▶ _Exercise requirements_
Can you find every row below that contains the string "line" and copy each of those rows out in full?
--- Start ---
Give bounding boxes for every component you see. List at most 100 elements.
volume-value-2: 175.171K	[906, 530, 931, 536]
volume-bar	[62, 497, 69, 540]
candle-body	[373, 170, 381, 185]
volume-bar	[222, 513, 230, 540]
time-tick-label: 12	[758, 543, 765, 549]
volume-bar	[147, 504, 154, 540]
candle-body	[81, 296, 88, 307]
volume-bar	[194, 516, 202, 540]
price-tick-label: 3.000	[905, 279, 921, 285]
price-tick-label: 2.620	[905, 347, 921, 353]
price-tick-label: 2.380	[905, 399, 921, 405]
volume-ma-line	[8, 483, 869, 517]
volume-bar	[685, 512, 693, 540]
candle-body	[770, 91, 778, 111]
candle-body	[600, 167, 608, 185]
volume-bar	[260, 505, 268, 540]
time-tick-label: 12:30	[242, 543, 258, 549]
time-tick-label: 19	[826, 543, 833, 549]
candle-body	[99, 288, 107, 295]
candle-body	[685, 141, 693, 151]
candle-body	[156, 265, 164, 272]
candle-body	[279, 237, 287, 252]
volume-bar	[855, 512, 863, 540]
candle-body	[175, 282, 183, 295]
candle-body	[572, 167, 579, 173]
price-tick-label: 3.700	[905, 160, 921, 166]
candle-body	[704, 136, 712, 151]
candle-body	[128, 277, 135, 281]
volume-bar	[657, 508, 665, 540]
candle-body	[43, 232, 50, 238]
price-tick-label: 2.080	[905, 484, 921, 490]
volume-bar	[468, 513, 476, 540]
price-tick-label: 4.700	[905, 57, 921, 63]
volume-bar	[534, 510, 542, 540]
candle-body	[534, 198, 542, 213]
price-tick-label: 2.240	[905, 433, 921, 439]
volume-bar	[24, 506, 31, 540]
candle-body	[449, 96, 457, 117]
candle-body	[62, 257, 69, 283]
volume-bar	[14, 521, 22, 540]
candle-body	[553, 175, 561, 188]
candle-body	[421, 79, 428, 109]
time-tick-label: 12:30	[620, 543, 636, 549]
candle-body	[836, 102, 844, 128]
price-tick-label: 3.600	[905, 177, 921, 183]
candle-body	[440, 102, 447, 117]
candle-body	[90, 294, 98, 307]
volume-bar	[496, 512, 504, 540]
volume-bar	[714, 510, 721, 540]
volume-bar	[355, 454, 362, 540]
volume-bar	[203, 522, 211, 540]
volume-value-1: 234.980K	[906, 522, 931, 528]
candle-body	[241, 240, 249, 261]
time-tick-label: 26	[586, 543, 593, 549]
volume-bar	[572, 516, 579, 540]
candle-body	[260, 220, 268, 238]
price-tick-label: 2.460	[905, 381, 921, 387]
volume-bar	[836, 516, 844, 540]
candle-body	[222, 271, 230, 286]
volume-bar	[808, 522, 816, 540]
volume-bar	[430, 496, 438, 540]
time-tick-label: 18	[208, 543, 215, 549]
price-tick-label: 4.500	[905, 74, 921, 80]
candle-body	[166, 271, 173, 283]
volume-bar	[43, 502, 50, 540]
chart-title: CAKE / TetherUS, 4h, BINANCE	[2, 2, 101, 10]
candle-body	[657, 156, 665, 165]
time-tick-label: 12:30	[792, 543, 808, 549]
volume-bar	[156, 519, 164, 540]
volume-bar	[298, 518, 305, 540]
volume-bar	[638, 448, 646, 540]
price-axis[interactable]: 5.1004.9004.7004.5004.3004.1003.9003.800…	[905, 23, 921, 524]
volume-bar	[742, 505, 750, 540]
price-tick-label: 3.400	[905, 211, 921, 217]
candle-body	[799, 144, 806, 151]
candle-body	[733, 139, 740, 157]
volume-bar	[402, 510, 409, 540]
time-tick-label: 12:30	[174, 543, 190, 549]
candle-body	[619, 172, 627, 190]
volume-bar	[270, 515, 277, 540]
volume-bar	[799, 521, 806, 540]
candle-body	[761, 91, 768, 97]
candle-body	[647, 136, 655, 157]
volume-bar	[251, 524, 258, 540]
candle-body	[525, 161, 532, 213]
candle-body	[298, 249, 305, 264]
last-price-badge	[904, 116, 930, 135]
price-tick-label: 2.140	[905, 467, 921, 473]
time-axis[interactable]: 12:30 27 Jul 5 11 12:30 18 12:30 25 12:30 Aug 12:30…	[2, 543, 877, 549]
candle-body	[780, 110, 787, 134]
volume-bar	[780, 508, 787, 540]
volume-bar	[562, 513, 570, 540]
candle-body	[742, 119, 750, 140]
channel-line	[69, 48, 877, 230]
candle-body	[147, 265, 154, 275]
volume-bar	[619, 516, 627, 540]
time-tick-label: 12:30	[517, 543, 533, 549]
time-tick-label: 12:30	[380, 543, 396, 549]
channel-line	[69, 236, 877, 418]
--- End ---
▶ _Written answer_
volume-ma-line	[8, 483, 869, 517]
channel-line	[69, 48, 877, 230]
channel-line	[69, 236, 877, 418]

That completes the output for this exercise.